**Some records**
——
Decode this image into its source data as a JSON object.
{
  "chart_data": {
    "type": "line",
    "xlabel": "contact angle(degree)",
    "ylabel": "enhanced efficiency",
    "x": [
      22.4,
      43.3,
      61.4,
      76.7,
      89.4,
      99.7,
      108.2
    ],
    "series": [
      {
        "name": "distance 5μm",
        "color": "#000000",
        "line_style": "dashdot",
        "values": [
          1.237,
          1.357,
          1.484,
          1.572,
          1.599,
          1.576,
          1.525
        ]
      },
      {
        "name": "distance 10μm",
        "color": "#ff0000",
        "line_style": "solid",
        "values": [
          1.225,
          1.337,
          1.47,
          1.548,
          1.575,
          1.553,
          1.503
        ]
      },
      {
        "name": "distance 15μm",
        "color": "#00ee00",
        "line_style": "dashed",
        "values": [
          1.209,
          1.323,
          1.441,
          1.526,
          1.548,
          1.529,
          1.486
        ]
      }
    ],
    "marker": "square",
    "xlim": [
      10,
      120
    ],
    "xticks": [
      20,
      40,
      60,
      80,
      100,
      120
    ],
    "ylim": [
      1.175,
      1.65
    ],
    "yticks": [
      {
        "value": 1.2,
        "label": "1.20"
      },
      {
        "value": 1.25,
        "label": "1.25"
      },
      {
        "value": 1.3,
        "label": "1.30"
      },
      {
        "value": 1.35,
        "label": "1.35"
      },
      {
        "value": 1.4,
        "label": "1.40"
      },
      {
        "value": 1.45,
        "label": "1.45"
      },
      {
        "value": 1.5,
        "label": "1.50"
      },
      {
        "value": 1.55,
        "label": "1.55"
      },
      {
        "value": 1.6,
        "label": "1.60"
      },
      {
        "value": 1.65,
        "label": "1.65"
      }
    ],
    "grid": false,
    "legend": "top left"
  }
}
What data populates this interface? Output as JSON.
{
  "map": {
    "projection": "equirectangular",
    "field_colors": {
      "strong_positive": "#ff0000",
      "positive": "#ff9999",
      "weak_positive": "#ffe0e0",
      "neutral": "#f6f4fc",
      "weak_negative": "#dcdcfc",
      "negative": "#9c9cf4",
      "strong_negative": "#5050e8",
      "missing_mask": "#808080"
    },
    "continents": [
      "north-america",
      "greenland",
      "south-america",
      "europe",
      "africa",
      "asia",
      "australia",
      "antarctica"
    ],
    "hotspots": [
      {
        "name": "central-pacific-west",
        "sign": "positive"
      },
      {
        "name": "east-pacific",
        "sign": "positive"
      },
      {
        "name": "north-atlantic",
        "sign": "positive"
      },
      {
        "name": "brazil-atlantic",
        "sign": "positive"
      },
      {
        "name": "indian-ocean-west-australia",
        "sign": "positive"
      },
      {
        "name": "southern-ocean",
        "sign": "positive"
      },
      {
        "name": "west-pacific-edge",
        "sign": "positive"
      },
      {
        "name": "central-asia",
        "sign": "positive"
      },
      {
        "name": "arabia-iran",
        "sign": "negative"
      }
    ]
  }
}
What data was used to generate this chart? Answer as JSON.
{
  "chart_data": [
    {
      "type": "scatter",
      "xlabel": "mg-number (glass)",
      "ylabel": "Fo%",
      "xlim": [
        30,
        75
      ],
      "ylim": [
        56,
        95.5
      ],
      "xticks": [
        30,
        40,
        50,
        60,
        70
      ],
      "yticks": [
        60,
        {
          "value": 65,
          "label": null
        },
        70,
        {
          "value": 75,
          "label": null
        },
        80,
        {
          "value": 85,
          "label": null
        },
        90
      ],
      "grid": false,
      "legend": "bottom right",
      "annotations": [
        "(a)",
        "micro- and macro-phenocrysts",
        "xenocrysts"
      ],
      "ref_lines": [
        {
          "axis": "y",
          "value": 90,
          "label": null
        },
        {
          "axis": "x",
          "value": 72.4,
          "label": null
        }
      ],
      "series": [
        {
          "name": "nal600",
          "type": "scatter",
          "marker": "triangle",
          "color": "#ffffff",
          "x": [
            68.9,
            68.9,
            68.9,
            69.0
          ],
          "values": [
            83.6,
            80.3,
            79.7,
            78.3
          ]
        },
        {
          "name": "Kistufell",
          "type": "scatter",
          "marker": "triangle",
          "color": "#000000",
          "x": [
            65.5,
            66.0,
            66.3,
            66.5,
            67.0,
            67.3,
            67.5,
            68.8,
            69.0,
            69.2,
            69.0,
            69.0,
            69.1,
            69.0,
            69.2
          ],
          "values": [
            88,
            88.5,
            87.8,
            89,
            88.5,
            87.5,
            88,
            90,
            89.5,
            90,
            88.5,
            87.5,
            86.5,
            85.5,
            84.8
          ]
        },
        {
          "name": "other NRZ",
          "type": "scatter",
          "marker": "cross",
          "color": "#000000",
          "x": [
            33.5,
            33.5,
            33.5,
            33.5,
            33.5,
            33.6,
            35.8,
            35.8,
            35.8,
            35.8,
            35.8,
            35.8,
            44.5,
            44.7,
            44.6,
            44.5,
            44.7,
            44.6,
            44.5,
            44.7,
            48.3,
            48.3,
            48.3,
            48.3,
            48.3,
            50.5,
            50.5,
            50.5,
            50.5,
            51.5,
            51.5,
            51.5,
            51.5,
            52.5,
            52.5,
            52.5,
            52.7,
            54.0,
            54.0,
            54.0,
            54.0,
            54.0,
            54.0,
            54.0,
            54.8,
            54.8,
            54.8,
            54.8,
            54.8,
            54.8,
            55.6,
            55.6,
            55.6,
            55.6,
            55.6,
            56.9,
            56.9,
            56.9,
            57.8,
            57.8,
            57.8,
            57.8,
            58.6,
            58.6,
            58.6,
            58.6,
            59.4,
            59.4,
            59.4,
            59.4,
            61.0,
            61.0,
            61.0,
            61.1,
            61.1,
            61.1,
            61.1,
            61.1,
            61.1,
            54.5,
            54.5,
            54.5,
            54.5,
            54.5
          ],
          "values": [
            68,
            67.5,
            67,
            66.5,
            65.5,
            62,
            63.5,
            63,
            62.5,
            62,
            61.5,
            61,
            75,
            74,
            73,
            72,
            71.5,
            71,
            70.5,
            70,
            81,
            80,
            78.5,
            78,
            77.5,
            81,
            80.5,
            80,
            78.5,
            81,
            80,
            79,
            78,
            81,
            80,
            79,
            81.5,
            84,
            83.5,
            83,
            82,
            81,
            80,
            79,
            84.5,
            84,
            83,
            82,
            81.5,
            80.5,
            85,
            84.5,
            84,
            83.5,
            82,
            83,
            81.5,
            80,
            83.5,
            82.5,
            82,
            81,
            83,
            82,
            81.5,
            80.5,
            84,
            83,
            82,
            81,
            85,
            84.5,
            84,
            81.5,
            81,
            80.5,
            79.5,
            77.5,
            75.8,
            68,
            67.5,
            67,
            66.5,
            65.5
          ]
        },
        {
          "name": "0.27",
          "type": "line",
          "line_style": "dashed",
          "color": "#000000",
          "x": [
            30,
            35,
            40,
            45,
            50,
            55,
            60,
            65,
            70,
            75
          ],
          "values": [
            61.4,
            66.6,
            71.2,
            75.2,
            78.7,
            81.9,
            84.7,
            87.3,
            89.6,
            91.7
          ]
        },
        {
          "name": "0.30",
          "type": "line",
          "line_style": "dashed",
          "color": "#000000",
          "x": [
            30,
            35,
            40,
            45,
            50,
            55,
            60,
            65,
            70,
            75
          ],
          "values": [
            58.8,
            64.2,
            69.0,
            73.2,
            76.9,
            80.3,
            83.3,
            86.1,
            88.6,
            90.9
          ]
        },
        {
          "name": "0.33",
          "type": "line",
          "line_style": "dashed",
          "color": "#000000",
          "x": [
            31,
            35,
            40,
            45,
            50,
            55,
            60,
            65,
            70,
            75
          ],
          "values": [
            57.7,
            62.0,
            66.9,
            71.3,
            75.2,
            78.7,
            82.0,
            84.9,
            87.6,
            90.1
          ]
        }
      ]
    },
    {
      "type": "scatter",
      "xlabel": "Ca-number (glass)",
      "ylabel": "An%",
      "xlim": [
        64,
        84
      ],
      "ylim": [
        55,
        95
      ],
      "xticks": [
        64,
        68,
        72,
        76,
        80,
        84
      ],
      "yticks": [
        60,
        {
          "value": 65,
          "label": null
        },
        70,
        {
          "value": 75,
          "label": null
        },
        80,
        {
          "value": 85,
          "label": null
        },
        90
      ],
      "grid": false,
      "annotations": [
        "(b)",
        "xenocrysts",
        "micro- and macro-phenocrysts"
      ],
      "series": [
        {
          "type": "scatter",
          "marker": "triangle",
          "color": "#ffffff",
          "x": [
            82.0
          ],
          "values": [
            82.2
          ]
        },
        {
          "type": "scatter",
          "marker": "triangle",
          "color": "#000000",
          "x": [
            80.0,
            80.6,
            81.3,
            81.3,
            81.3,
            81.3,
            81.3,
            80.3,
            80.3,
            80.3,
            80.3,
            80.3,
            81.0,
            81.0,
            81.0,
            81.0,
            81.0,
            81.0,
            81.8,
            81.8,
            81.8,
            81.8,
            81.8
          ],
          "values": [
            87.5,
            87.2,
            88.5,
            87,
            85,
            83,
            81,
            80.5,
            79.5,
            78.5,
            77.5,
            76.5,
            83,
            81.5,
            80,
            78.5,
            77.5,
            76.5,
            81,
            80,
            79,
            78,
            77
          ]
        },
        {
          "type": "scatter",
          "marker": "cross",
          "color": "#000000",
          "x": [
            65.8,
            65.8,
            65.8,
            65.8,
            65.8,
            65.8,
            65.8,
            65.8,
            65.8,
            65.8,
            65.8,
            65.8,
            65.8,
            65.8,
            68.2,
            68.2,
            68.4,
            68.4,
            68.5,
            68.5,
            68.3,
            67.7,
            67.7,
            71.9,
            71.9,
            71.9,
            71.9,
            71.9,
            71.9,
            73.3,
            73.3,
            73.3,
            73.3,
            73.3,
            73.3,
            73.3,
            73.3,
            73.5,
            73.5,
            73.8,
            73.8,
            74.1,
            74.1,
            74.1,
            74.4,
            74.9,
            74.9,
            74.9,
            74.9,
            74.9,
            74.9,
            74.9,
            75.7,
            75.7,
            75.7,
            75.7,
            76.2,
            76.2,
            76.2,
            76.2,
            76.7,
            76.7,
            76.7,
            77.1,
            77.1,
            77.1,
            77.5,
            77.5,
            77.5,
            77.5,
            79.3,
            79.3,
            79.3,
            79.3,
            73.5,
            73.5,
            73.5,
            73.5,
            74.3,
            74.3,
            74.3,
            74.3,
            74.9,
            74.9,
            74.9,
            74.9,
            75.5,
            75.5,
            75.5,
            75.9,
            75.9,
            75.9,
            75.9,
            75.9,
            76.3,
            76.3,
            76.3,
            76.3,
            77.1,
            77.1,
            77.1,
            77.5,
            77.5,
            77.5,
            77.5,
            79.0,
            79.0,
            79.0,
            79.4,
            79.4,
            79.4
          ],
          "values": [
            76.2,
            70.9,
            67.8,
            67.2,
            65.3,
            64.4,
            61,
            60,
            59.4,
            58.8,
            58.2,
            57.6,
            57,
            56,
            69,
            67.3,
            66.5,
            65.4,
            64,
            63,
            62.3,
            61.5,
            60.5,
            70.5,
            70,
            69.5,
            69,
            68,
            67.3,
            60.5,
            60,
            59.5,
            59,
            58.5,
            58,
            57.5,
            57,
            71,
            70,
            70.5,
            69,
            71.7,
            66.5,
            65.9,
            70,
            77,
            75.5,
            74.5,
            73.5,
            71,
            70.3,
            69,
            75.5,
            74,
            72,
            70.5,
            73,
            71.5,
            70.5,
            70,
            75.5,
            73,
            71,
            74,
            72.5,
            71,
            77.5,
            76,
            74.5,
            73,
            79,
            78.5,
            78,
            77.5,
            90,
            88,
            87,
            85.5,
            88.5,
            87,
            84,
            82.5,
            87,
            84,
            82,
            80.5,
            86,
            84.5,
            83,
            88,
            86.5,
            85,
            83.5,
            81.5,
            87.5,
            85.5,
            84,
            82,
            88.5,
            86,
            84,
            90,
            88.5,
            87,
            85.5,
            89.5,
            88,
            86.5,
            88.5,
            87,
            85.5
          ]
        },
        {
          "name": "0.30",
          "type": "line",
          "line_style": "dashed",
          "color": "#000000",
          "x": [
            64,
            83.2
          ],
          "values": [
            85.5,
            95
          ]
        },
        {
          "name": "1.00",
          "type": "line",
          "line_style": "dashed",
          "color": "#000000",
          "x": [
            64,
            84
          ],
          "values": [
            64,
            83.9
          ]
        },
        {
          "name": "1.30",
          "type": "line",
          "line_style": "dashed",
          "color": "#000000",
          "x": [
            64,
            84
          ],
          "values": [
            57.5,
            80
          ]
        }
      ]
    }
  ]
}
——
**WHAT IS REQUIRED**
Copy out every line of the data that includes "micro".

**RESULT FOR THIS EXERCISE**
        "micro- and macro-phenocrysts",
        "micro- and macro-phenocrysts"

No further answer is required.